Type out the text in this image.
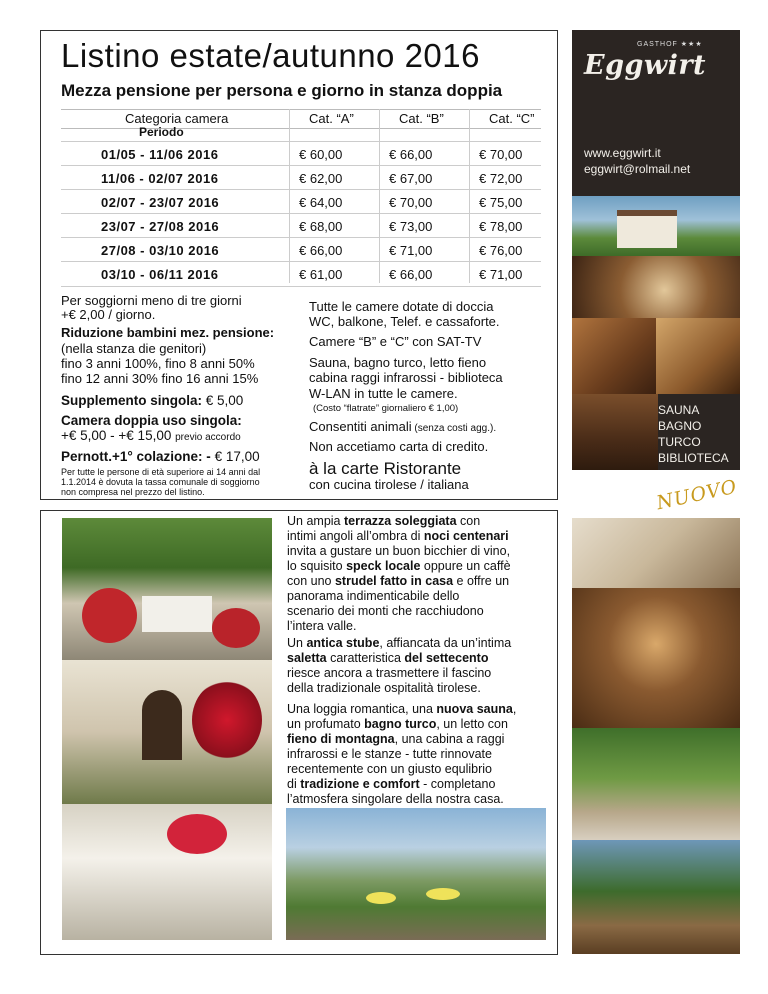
Listino estate/autunno 2016
Mezza pensione per persona e giorno in stanza doppia
Categoria camera	Cat. “A”	Cat. “B”	Cat. “C”
Periodo
01/05 - 11/06 2016	€ 60,00	€ 66,00	€ 70,00
11/06 - 02/07 2016	€ 62,00	€ 67,00	€ 72,00
02/07 - 23/07 2016	€ 64,00	€ 70,00	€ 75,00
23/07 - 27/08 2016	€ 68,00	€ 73,00	€ 78,00
27/08 - 03/10 2016	€ 66,00	€ 71,00	€ 76,00
03/10 - 06/11 2016	€ 61,00	€ 66,00	€ 71,00
Per soggiorni meno di tre giorni
+€ 2,00 / giorno.
Riduzione bambini mez. pensione:
(nella stanza die genitori)
fino 3 anni 100%, fino 8 anni 50%
fino 12 anni 30% fino 16 anni 15%
Supplemento singola: € 5,00
Camera doppia uso singola:
+€ 5,00 - +€ 15,00 previo accordo
Pernott.+1° colazione: - € 17,00
Per tutte le persone di età superiore ai 14 anni dal
1.1.2014 è dovuta la tassa comunale di soggiorno
non compresa nel prezzo del listino.
Tutte le camere dotate di doccia
WC, balkone, Telef. e cassaforte.
Camere “B” e “C” con SAT-TV
Sauna, bagno turco, letto fieno
cabina raggi infrarossi - biblioteca
W-LAN in tutte le camere.
(Costo “flatrate” giornaliero € 1,00)
Consentiti animali (senza costi agg.).
Non accetiamo carta di credito.
à la carte Ristorante
con cucina tirolese / italiana
GASTHOF ★★★
Eggwirt
www.eggwirt.it
eggwirt@rolmail.net
SAUNA
BAGNO
TURCO
BIBLIOTECA
NUOVO
Un ampia terrazza soleggiata con
intimi angoli all’ombra di noci centenari
invita a gustare un buon bicchier di vino,
lo squisito speck locale oppure un caffè
con uno strudel fatto in casa e offre un
panorama indimenticabile dello
scenario dei monti che racchiudono
l’intera valle.
Un antica stube, affiancata da un’intima
saletta caratteristica del settecento
riesce ancora a trasmettere il fascino
della tradizionale ospitalità tirolese.
Una loggia romantica, una nuova sauna,
un profumato bagno turco, un letto con
fieno di montagna, una cabina a raggi
infrarossi e le stanze - tutte rinnovate
recentemente con un giusto equlibrio
di tradizione e comfort - completano
l’atmosfera singolare della nostra casa.
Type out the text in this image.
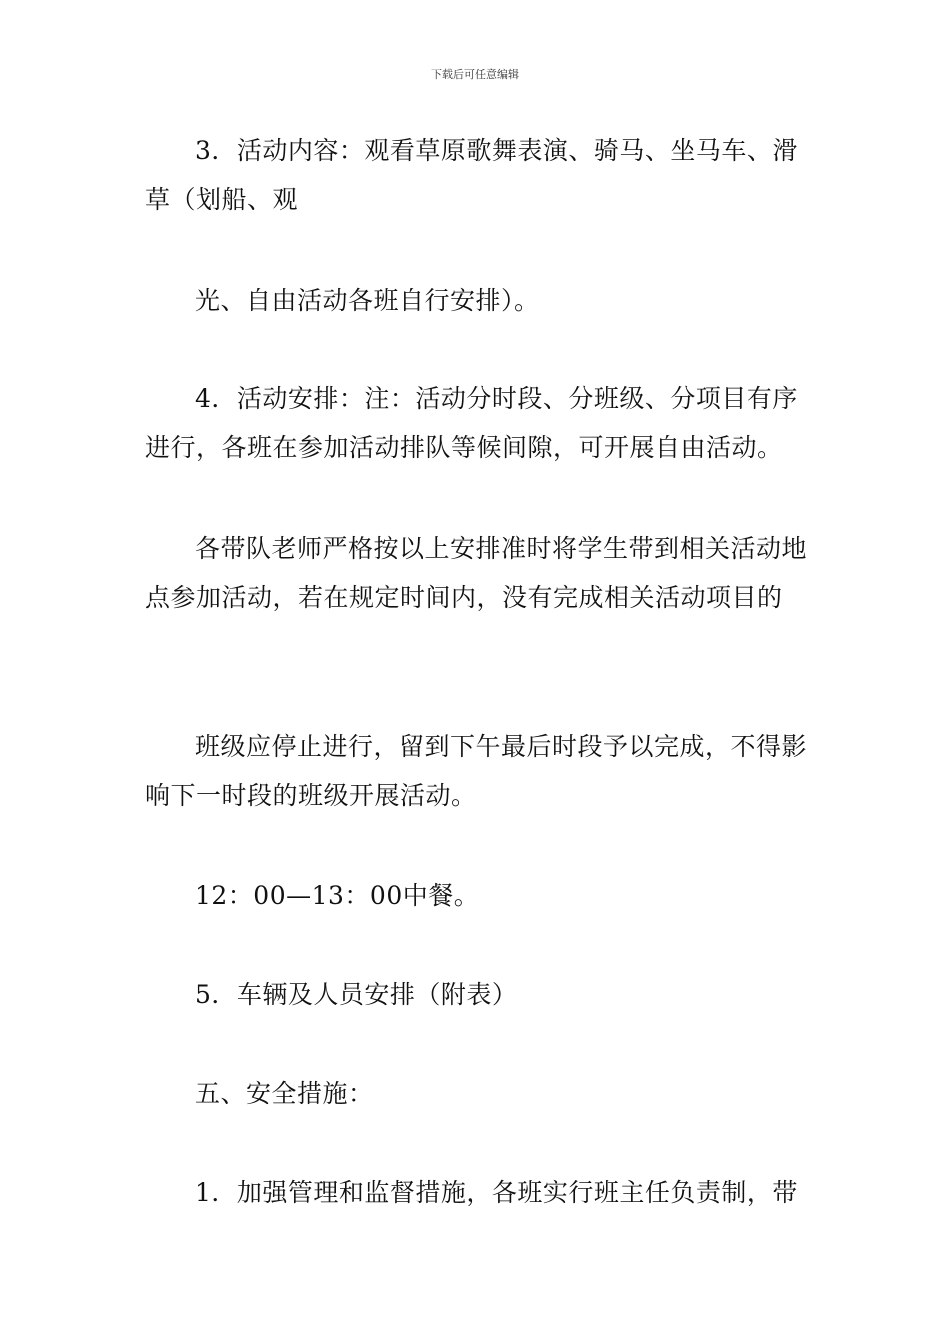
下载后可任意编辑

3．活动内容：观看草原歌舞表演、骑马、坐马车、滑草（划船、观

光、自由活动各班自行安排）。

4．活动安排：注：活动分时段、分班级、分项目有序进行，各班在参加活动排队等候间隙，可开展自由活动。

各带队老师严格按以上安排准时将学生带到相关活动地点参加活动，若在规定时间内，没有完成相关活动项目的

班级应停止进行，留到下午最后时段予以完成，不得影响下一时段的班级开展活动。

12：00—13：00中餐。

5．车辆及人员安排（附表）

五、安全措施：

1．加强管理和监督措施，各班实行班主任负责制，带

----

*What you are asked to do:* Print all of the entries word for word. Skip any images they contain.

*Solution:*
Type out the text in this image.
Listino estate/autunno 2016
Mezza pensione per persona e giorno in stanza doppia
Categoria camera	Cat. “A”	Cat. “B”	Cat. “C”
Periodo
01/05 - 11/06 2016	€ 60,00	€ 66,00	€ 70,00
11/06 - 02/07 2016	€ 62,00	€ 67,00	€ 72,00
02/07 - 23/07 2016	€ 64,00	€ 70,00	€ 75,00
23/07 - 27/08 2016	€ 68,00	€ 73,00	€ 78,00
27/08 - 03/10 2016	€ 66,00	€ 71,00	€ 76,00
03/10 - 06/11 2016	€ 61,00	€ 66,00	€ 71,00
Per soggiorni meno di tre giorni
+€ 2,00 / giorno.
Riduzione bambini mez. pensione:
(nella stanza die genitori)
fino 3 anni 100%, fino 8 anni 50%
fino 12 anni 30% fino 16 anni 15%
Supplemento singola: € 5,00
Camera doppia uso singola:
+€ 5,00 - +€ 15,00 previo accordo
Pernott.+1° colazione: - € 17,00
Per tutte le persone di età superiore ai 14 anni dal
1.1.2014 è dovuta la tassa comunale di soggiorno
non compresa nel prezzo del listino.
Tutte le camere dotate di doccia
WC, balkone, Telef. e cassaforte.
Camere “B” e “C” con SAT-TV
Sauna, bagno turco, letto fieno
cabina raggi infrarossi - biblioteca
W-LAN in tutte le camere.
(Costo “flatrate” giornaliero € 1,00)
Consentiti animali (senza costi agg.).
Non accetiamo carta di credito.
à la carte Ristorante
con cucina tirolese / italiana
GASTHOF ★★★
Eggwirt
www.eggwirt.it
eggwirt@rolmail.net
SAUNA
BAGNO
TURCO
BIBLIOTECA
NUOVO
Un ampia terrazza soleggiata con
intimi angoli all’ombra di noci centenari
invita a gustare un buon bicchier di vino,
lo squisito speck locale oppure un caffè
con uno strudel fatto in casa e offre un
panorama indimenticabile dello
scenario dei monti che racchiudono
l’intera valle.
Un antica stube, affiancata da un’intima
saletta caratteristica del settecento
riesce ancora a trasmettere il fascino
della tradizionale ospitalità tirolese.
Una loggia romantica, una nuova sauna,
un profumato bagno turco, un letto con
fieno di montagna, una cabina a raggi
infrarossi e le stanze - tutte rinnovate
recentemente con un giusto equlibrio
di tradizione e comfort - completano
l’atmosfera singolare della nostra casa.
Type out the text in this image.
下载后可任意编辑

3．活动内容：观看草原歌舞表演、骑马、坐马车、滑草（划船、观

光、自由活动各班自行安排）。

4．活动安排：注：活动分时段、分班级、分项目有序进行，各班在参加活动排队等候间隙，可开展自由活动。

各带队老师严格按以上安排准时将学生带到相关活动地点参加活动，若在规定时间内，没有完成相关活动项目的

班级应停止进行，留到下午最后时段予以完成，不得影响下一时段的班级开展活动。

12：00—13：00中餐。

5．车辆及人员安排（附表）

五、安全措施：

1．加强管理和监督措施，各班实行班主任负责制，带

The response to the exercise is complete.